For each line below that includes the word "προγραμματιστεί", make a copy.

>>>>

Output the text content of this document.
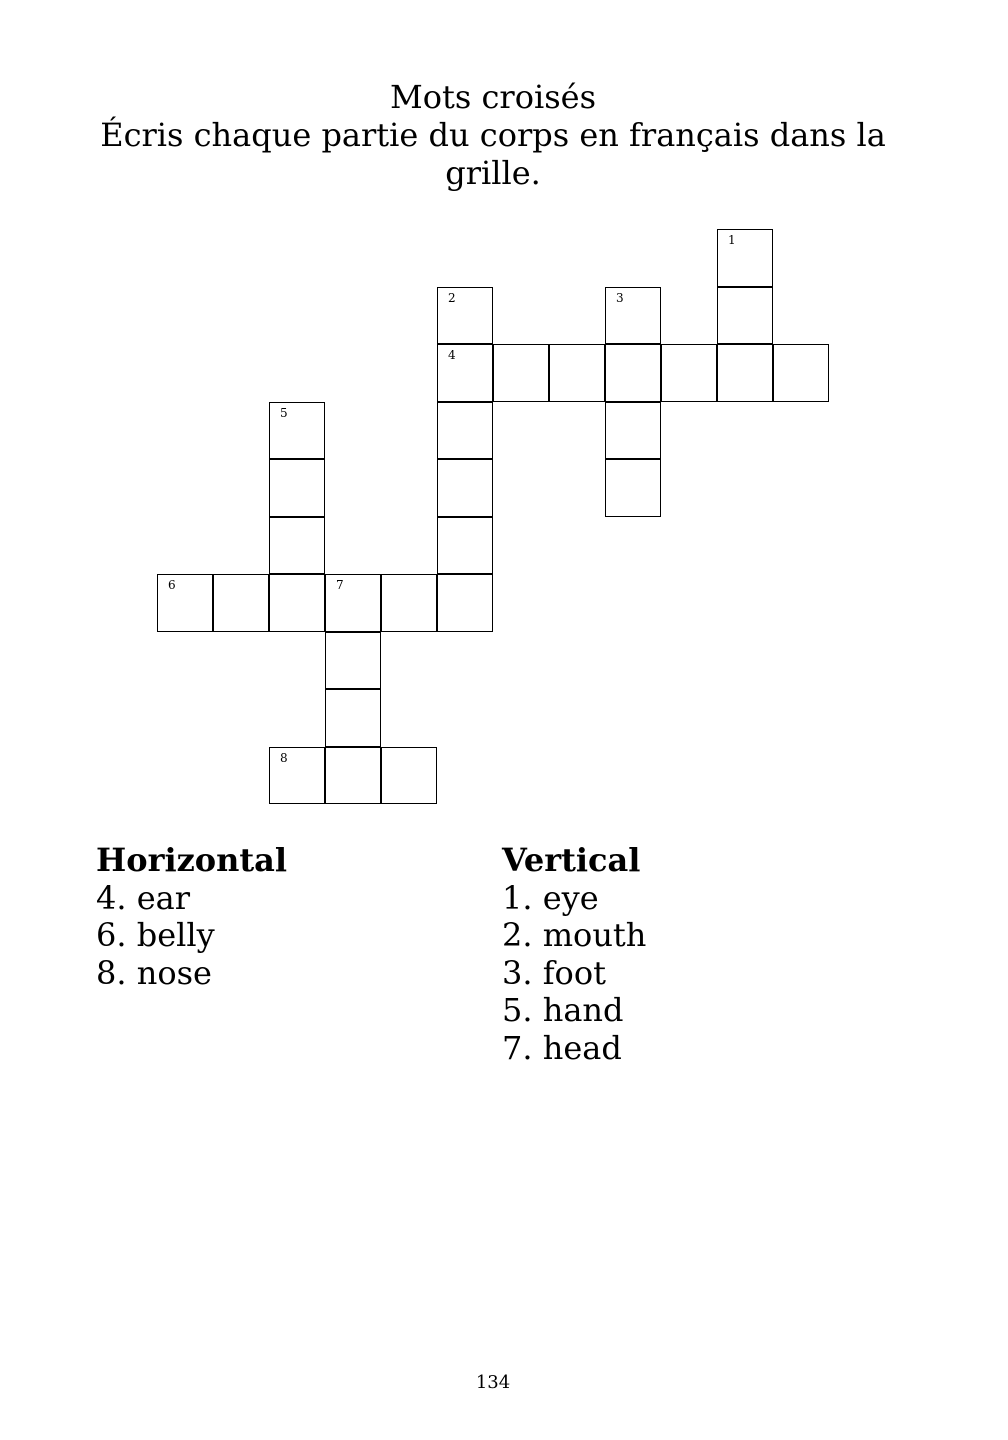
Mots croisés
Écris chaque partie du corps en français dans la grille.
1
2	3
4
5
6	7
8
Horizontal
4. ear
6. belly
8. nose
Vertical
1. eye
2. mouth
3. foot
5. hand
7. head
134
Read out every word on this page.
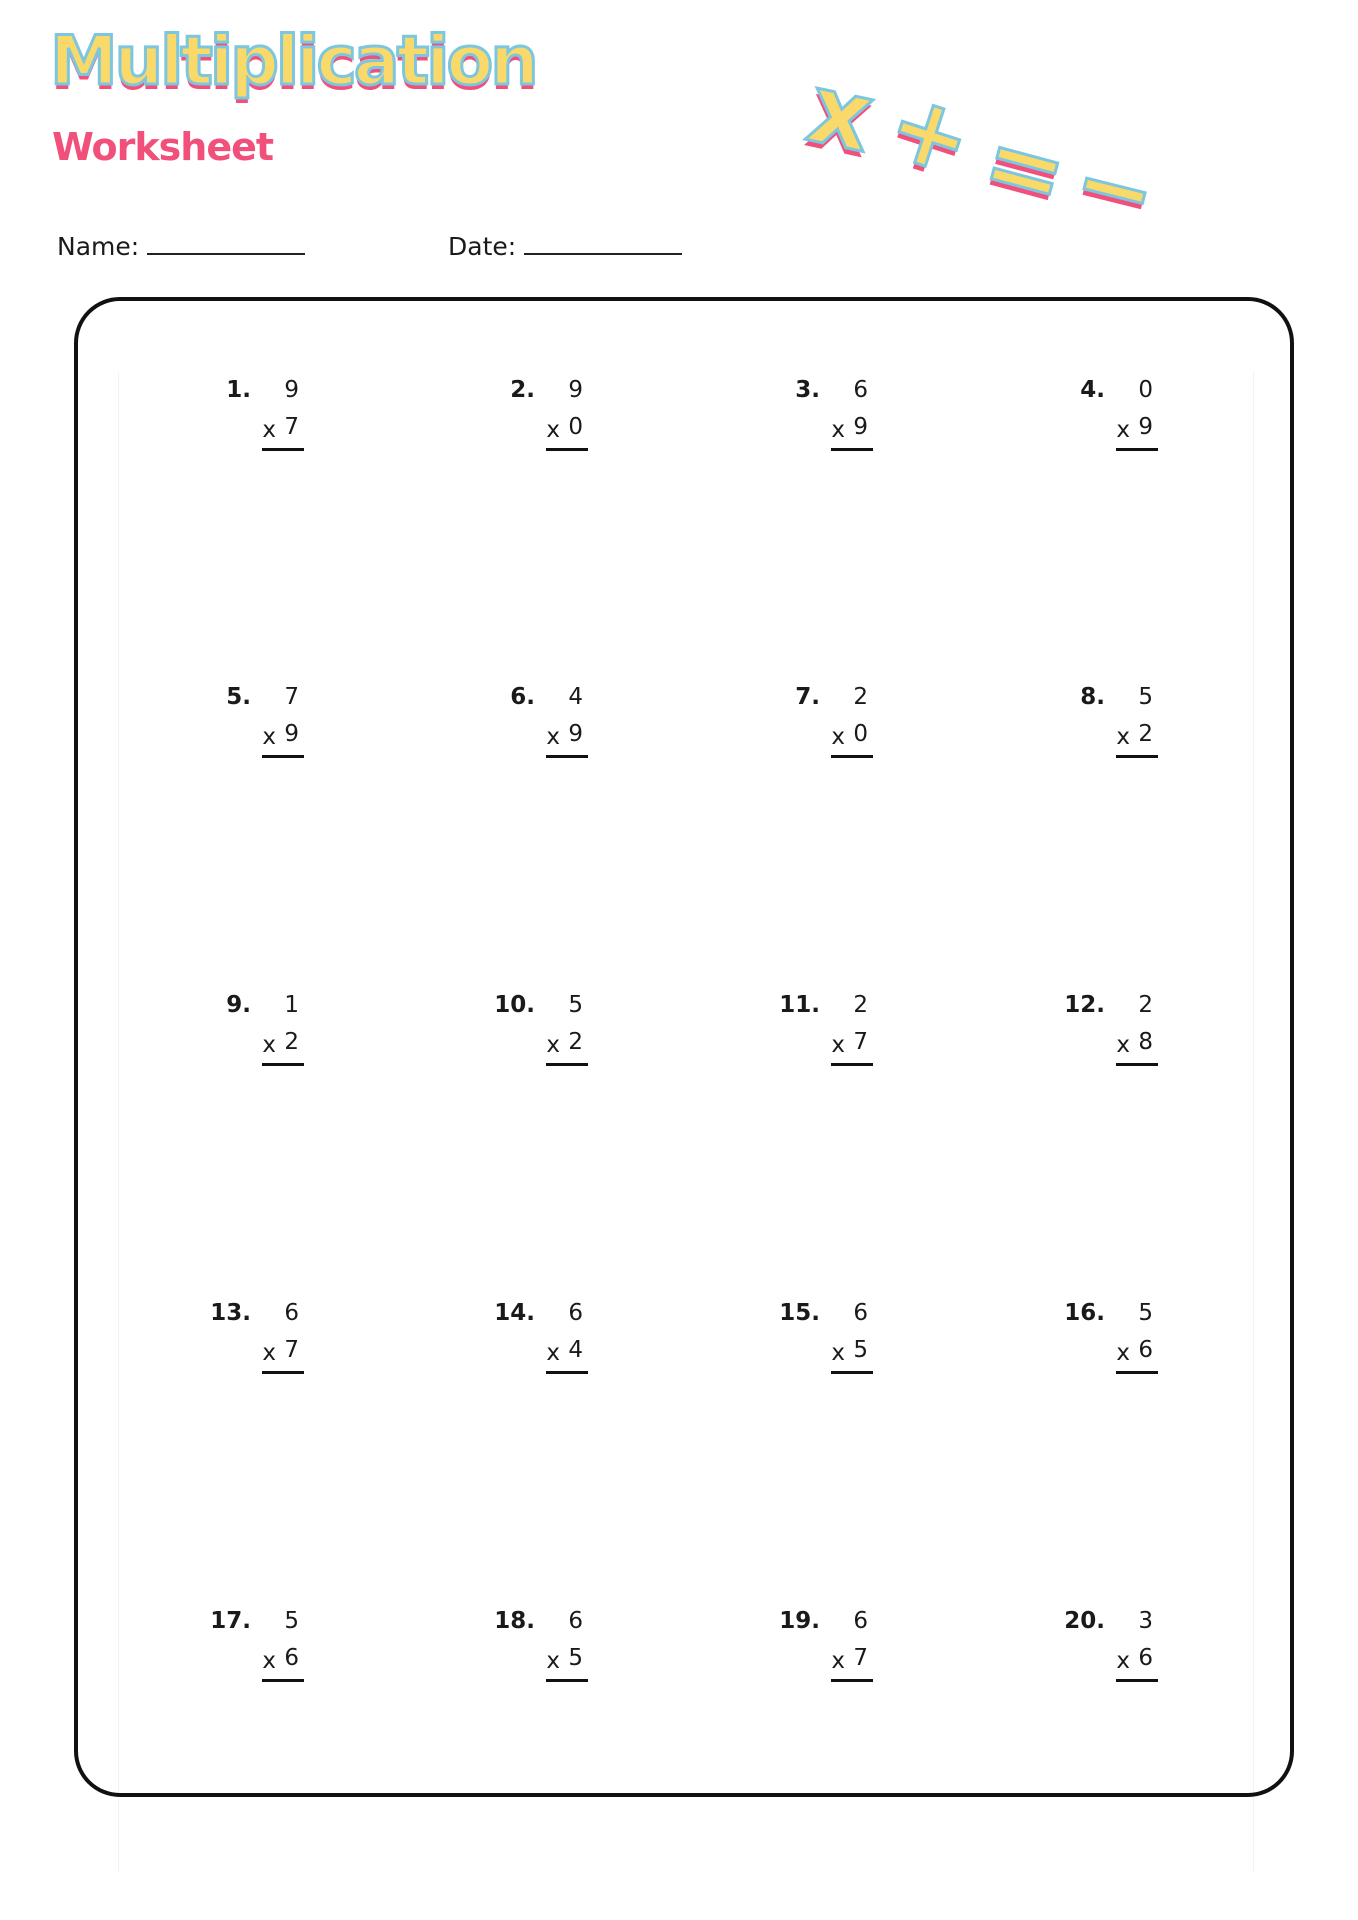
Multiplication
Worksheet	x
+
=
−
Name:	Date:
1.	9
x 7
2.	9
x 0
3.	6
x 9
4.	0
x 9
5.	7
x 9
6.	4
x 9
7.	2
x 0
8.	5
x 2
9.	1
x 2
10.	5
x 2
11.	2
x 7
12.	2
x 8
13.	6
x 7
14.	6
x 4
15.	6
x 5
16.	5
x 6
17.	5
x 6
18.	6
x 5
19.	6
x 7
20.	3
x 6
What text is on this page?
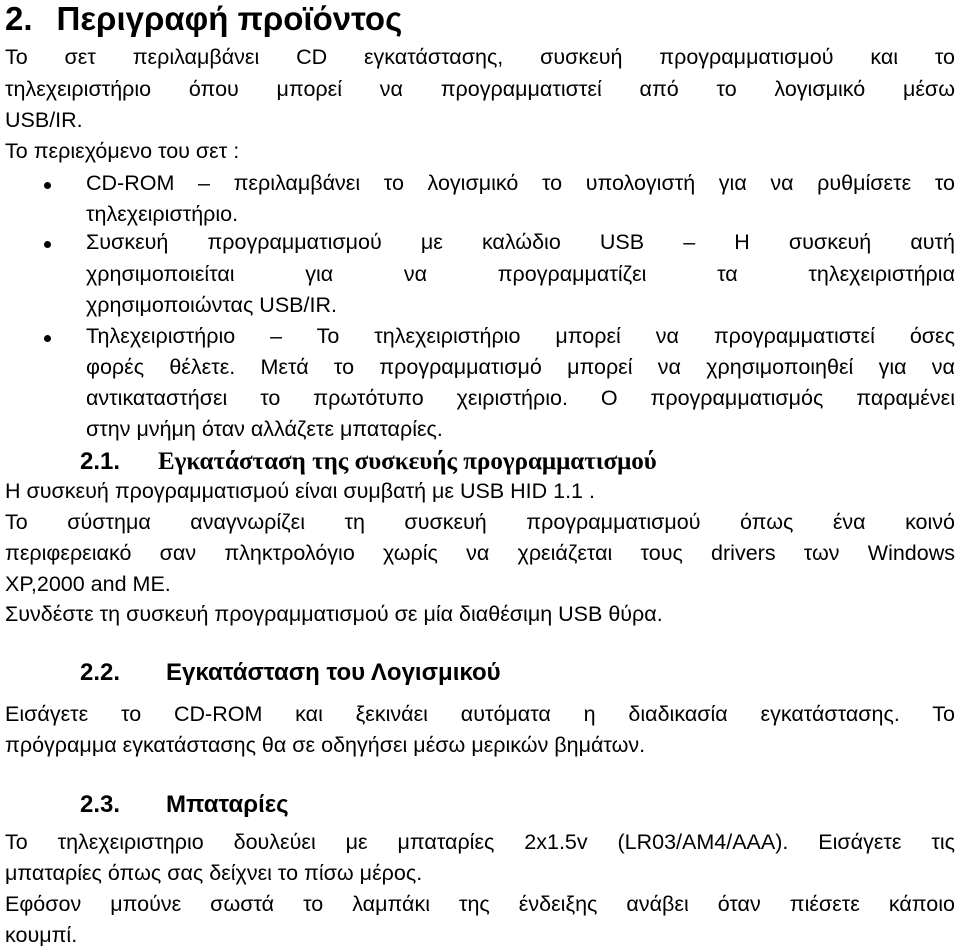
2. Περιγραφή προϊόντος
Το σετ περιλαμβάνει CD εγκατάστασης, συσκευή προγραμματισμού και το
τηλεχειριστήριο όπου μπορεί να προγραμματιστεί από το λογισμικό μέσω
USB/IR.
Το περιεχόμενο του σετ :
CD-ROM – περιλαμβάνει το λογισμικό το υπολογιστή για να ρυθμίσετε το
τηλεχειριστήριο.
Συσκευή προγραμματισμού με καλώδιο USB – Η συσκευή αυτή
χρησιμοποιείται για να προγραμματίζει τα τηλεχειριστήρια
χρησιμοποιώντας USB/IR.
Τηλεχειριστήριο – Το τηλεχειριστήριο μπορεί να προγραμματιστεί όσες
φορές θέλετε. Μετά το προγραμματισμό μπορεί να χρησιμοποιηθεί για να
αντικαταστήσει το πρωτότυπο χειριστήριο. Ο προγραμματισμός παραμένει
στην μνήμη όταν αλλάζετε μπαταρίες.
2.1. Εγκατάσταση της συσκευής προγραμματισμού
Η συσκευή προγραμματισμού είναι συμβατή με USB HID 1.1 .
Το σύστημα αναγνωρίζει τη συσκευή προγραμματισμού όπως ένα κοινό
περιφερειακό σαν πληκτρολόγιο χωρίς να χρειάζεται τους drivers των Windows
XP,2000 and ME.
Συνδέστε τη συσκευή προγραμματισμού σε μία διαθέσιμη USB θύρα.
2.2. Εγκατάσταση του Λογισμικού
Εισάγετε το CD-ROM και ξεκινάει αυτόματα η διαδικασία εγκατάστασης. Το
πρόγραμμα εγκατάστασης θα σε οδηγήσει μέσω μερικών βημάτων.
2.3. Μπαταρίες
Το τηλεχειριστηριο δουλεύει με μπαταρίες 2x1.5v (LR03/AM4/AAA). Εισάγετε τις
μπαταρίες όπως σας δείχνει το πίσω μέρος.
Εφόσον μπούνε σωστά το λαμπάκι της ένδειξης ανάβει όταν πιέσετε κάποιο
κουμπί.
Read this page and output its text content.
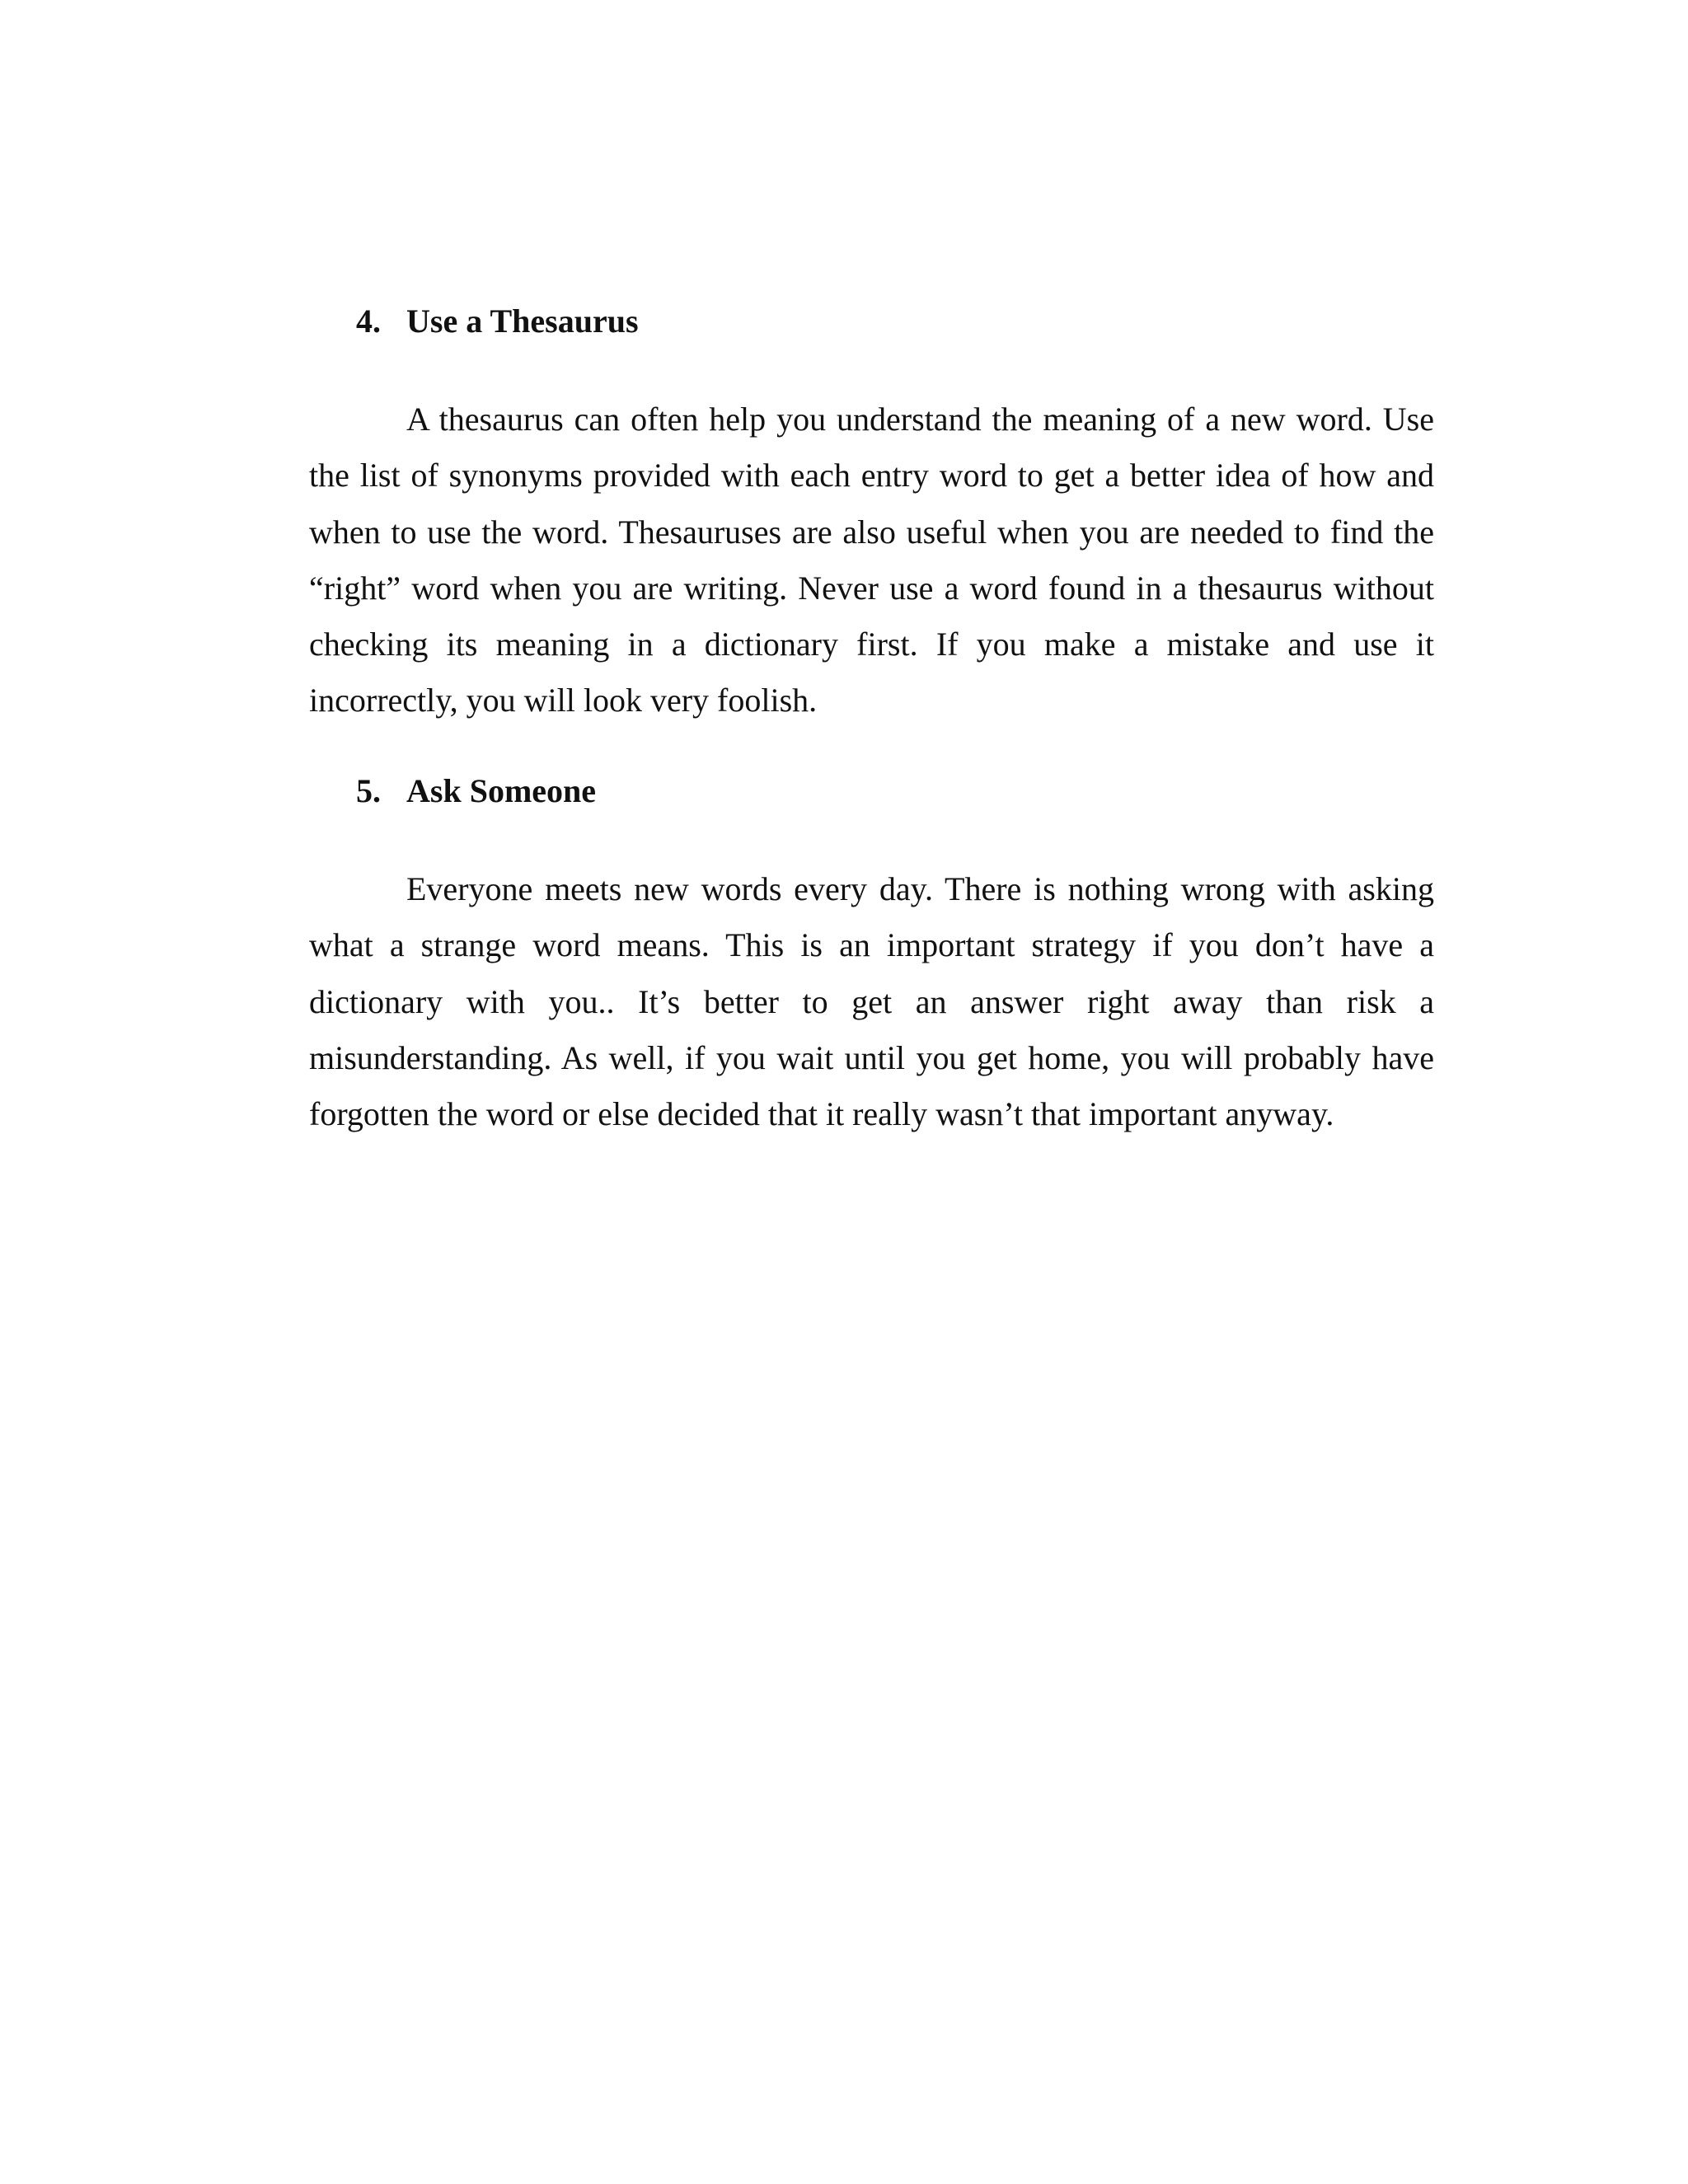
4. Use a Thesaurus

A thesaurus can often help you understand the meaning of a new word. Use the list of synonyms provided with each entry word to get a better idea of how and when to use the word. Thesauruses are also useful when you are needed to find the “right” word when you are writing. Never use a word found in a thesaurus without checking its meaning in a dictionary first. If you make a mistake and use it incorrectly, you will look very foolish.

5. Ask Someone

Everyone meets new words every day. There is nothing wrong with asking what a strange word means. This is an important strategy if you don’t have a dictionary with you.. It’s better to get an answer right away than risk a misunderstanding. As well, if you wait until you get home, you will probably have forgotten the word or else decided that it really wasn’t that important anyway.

<<<<

→ **Result of this exercise**
τηλεχειριστήριο όπου μπορεί να προγραμματιστεί από το λογισμικό μέσω
Τηλεχειριστήριο – Το τηλεχειριστήριο μπορεί να προγραμματιστεί όσες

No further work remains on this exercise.